## WHAT YOU HAVE TO DO
Output each line exactly as it appears, skipping any embedded picture.

[Saved data entries]
— BEGIN —
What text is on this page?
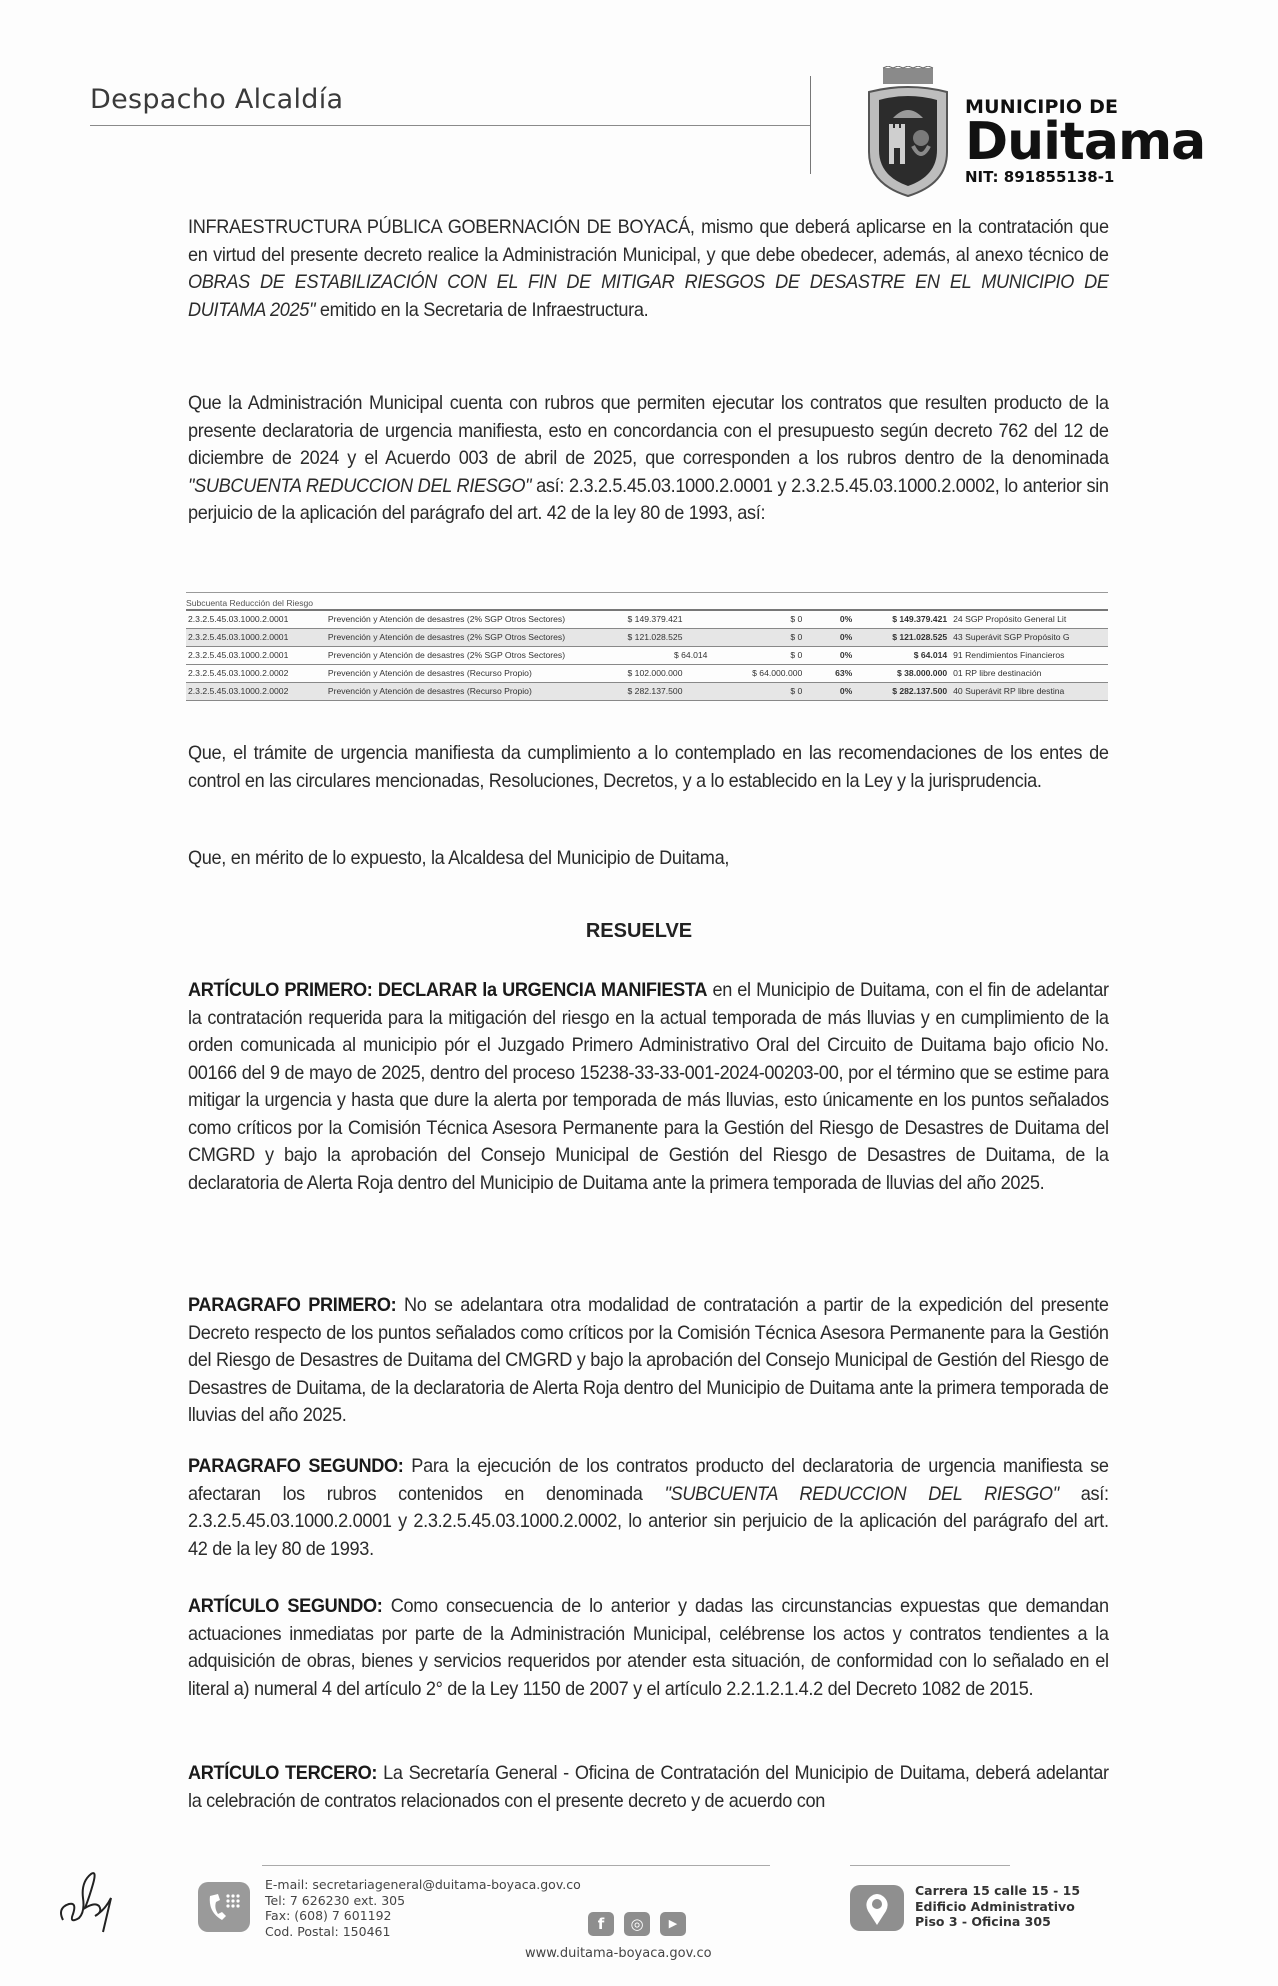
Despacho Alcaldía	MUNICIPIO DE
Duitama
NIT: 891855138-1
INFRAESTRUCTURA PÚBLICA GOBERNACIÓN DE BOYACÁ, mismo que deberá aplicarse en la contratación que en virtud del presente decreto realice la Administración Municipal, y que debe obedecer, además, al anexo técnico de OBRAS DE ESTABILIZACIÓN CON EL FIN DE MITIGAR RIESGOS DE DESASTRE EN EL MUNICIPIO DE DUITAMA 2025" emitido en la Secretaria de Infraestructura.
Que la Administración Municipal cuenta con rubros que permiten ejecutar los contratos que resulten producto de la presente declaratoria de urgencia manifiesta, esto en concordancia con el presupuesto según decreto 762 del 12 de diciembre de 2024 y el Acuerdo 003 de abril de 2025, que corresponden a los rubros dentro de la denominada "SUBCUENTA REDUCCION DEL RIESGO" así: 2.3.2.5.45.03.1000.2.0001 y 2.3.2.5.45.03.1000.2.0002, lo anterior sin perjuicio de la aplicación del parágrafo del art. 42 de la ley 80 de 1993, así:
Subcuenta Reducción del Riesgo
2.3.2.5.45.03.1000.2.0001	Prevención y Atención de desastres (2% SGP Otros Sectores)	$ 149.379.421	$ 0	0%	$ 149.379.421 24 SGP Propósito General Lit
2.3.2.5.45.03.1000.2.0001	Prevención y Atención de desastres (2% SGP Otros Sectores)	$ 121.028.525	$ 0	0%	$ 121.028.525 43 Superávit SGP Propósito G
2.3.2.5.45.03.1000.2.0001	Prevención y Atención de desastres (2% SGP Otros Sectores)	$ 64.014	$ 0	0%	$ 64.014 91 Rendimientos Financieros
2.3.2.5.45.03.1000.2.0002	Prevención y Atención de desastres (Recurso Propio)	$ 102.000.000	$ 64.000.000	63%	$ 38.000.000 01 RP libre destinación
2.3.2.5.45.03.1000.2.0002	Prevención y Atención de desastres (Recurso Propio)	$ 282.137.500	$ 0	0%	$ 282.137.500 40 Superávit RP libre destina
Que, el trámite de urgencia manifiesta da cumplimiento a lo contemplado en las recomendaciones de los entes de control en las circulares mencionadas, Resoluciones, Decretos, y a lo establecido en la Ley y la jurisprudencia.
Que, en mérito de lo expuesto, la Alcaldesa del Municipio de Duitama,
RESUELVE
ARTÍCULO PRIMERO: DECLARAR la URGENCIA MANIFIESTA en el Municipio de Duitama, con el fin de adelantar la contratación requerida para la mitigación del riesgo en la actual temporada de más lluvias y en cumplimiento de la orden comunicada al municipio pór el Juzgado Primero Administrativo Oral del Circuito de Duitama bajo oficio No. 00166 del 9 de mayo de 2025, dentro del proceso 15238-33-33-001-2024-00203-00, por el término que se estime para mitigar la urgencia y hasta que dure la alerta por temporada de más lluvias, esto únicamente en los puntos señalados como críticos por la Comisión Técnica Asesora Permanente para la Gestión del Riesgo de Desastres de Duitama del CMGRD y bajo la aprobación del Consejo Municipal de Gestión del Riesgo de Desastres de Duitama, de la declaratoria de Alerta Roja dentro del Municipio de Duitama ante la primera temporada de lluvias del año 2025.
PARAGRAFO PRIMERO: No se adelantara otra modalidad de contratación a partir de la expedición del presente Decreto respecto de los puntos señalados como críticos por la Comisión Técnica Asesora Permanente para la Gestión del Riesgo de Desastres de Duitama del CMGRD y bajo la aprobación del Consejo Municipal de Gestión del Riesgo de Desastres de Duitama, de la declaratoria de Alerta Roja dentro del Municipio de Duitama ante la primera temporada de lluvias del año 2025.
PARAGRAFO SEGUNDO: Para la ejecución de los contratos producto del declaratoria de urgencia manifiesta se afectaran los rubros contenidos en denominada "SUBCUENTA REDUCCION DEL RIESGO" así: 2.3.2.5.45.03.1000.2.0001 y 2.3.2.5.45.03.1000.2.0002, lo anterior sin perjuicio de la aplicación del parágrafo del art. 42 de la ley 80 de 1993.
ARTÍCULO SEGUNDO: Como consecuencia de lo anterior y dadas las circunstancias expuestas que demandan actuaciones inmediatas por parte de la Administración Municipal, celébrense los actos y contratos tendientes a la adquisición de obras, bienes y servicios requeridos por atender esta situación, de conformidad con lo señalado en el literal a) numeral 4 del artículo 2° de la Ley 1150 de 2007 y el artículo 2.2.1.2.1.4.2 del Decreto 1082 de 2015.
ARTÍCULO TERCERO: La Secretaría General - Oficina de Contratación del Municipio de Duitama, deberá adelantar la celebración de contratos relacionados con el presente decreto y de acuerdo con
E-mail: secretariageneral@duitama-boyaca.gov.co
Tel: 7 626230 ext. 305
Fax: (608) 7 601192
Cod. Postal: 150461	f	◎	▶
www.duitama-boyaca.gov.co
Carrera 15 calle 15 - 15
Edificio Administrativo
Piso 3 - Oficina 305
— END —
## CORRECT OUTPUT
What text is on this page?
Despacho Alcaldía	MUNICIPIO DE
Duitama
NIT: 891855138-1
INFRAESTRUCTURA PÚBLICA GOBERNACIÓN DE BOYACÁ, mismo que deberá aplicarse en la contratación que en virtud del presente decreto realice la Administración Municipal, y que debe obedecer, además, al anexo técnico de OBRAS DE ESTABILIZACIÓN CON EL FIN DE MITIGAR RIESGOS DE DESASTRE EN EL MUNICIPIO DE DUITAMA 2025" emitido en la Secretaria de Infraestructura.
Que la Administración Municipal cuenta con rubros que permiten ejecutar los contratos que resulten producto de la presente declaratoria de urgencia manifiesta, esto en concordancia con el presupuesto según decreto 762 del 12 de diciembre de 2024 y el Acuerdo 003 de abril de 2025, que corresponden a los rubros dentro de la denominada "SUBCUENTA REDUCCION DEL RIESGO" así: 2.3.2.5.45.03.1000.2.0001 y 2.3.2.5.45.03.1000.2.0002, lo anterior sin perjuicio de la aplicación del parágrafo del art. 42 de la ley 80 de 1993, así:
Subcuenta Reducción del Riesgo
2.3.2.5.45.03.1000.2.0001	Prevención y Atención de desastres (2% SGP Otros Sectores)	$ 149.379.421	$ 0	0%	$ 149.379.421 24 SGP Propósito General Lit
2.3.2.5.45.03.1000.2.0001	Prevención y Atención de desastres (2% SGP Otros Sectores)	$ 121.028.525	$ 0	0%	$ 121.028.525 43 Superávit SGP Propósito G
2.3.2.5.45.03.1000.2.0001	Prevención y Atención de desastres (2% SGP Otros Sectores)	$ 64.014	$ 0	0%	$ 64.014 91 Rendimientos Financieros
2.3.2.5.45.03.1000.2.0002	Prevención y Atención de desastres (Recurso Propio)	$ 102.000.000	$ 64.000.000	63%	$ 38.000.000 01 RP libre destinación
2.3.2.5.45.03.1000.2.0002	Prevención y Atención de desastres (Recurso Propio)	$ 282.137.500	$ 0	0%	$ 282.137.500 40 Superávit RP libre destina
Que, el trámite de urgencia manifiesta da cumplimiento a lo contemplado en las recomendaciones de los entes de control en las circulares mencionadas, Resoluciones, Decretos, y a lo establecido en la Ley y la jurisprudencia.
Que, en mérito de lo expuesto, la Alcaldesa del Municipio de Duitama,
RESUELVE
ARTÍCULO PRIMERO: DECLARAR la URGENCIA MANIFIESTA en el Municipio de Duitama, con el fin de adelantar la contratación requerida para la mitigación del riesgo en la actual temporada de más lluvias y en cumplimiento de la orden comunicada al municipio pór el Juzgado Primero Administrativo Oral del Circuito de Duitama bajo oficio No. 00166 del 9 de mayo de 2025, dentro del proceso 15238-33-33-001-2024-00203-00, por el término que se estime para mitigar la urgencia y hasta que dure la alerta por temporada de más lluvias, esto únicamente en los puntos señalados como críticos por la Comisión Técnica Asesora Permanente para la Gestión del Riesgo de Desastres de Duitama del CMGRD y bajo la aprobación del Consejo Municipal de Gestión del Riesgo de Desastres de Duitama, de la declaratoria de Alerta Roja dentro del Municipio de Duitama ante la primera temporada de lluvias del año 2025.
PARAGRAFO PRIMERO: No se adelantara otra modalidad de contratación a partir de la expedición del presente Decreto respecto de los puntos señalados como críticos por la Comisión Técnica Asesora Permanente para la Gestión del Riesgo de Desastres de Duitama del CMGRD y bajo la aprobación del Consejo Municipal de Gestión del Riesgo de Desastres de Duitama, de la declaratoria de Alerta Roja dentro del Municipio de Duitama ante la primera temporada de lluvias del año 2025.
PARAGRAFO SEGUNDO: Para la ejecución de los contratos producto del declaratoria de urgencia manifiesta se afectaran los rubros contenidos en denominada "SUBCUENTA REDUCCION DEL RIESGO" así: 2.3.2.5.45.03.1000.2.0001 y 2.3.2.5.45.03.1000.2.0002, lo anterior sin perjuicio de la aplicación del parágrafo del art. 42 de la ley 80 de 1993.
ARTÍCULO SEGUNDO: Como consecuencia de lo anterior y dadas las circunstancias expuestas que demandan actuaciones inmediatas por parte de la Administración Municipal, celébrense los actos y contratos tendientes a la adquisición de obras, bienes y servicios requeridos por atender esta situación, de conformidad con lo señalado en el literal a) numeral 4 del artículo 2° de la Ley 1150 de 2007 y el artículo 2.2.1.2.1.4.2 del Decreto 1082 de 2015.
ARTÍCULO TERCERO: La Secretaría General - Oficina de Contratación del Municipio de Duitama, deberá adelantar la celebración de contratos relacionados con el presente decreto y de acuerdo con
E-mail: secretariageneral@duitama-boyaca.gov.co
Tel: 7 626230 ext. 305
Fax: (608) 7 601192
Cod. Postal: 150461	f	◎	▶
www.duitama-boyaca.gov.co
Carrera 15 calle 15 - 15
Edificio Administrativo
Piso 3 - Oficina 305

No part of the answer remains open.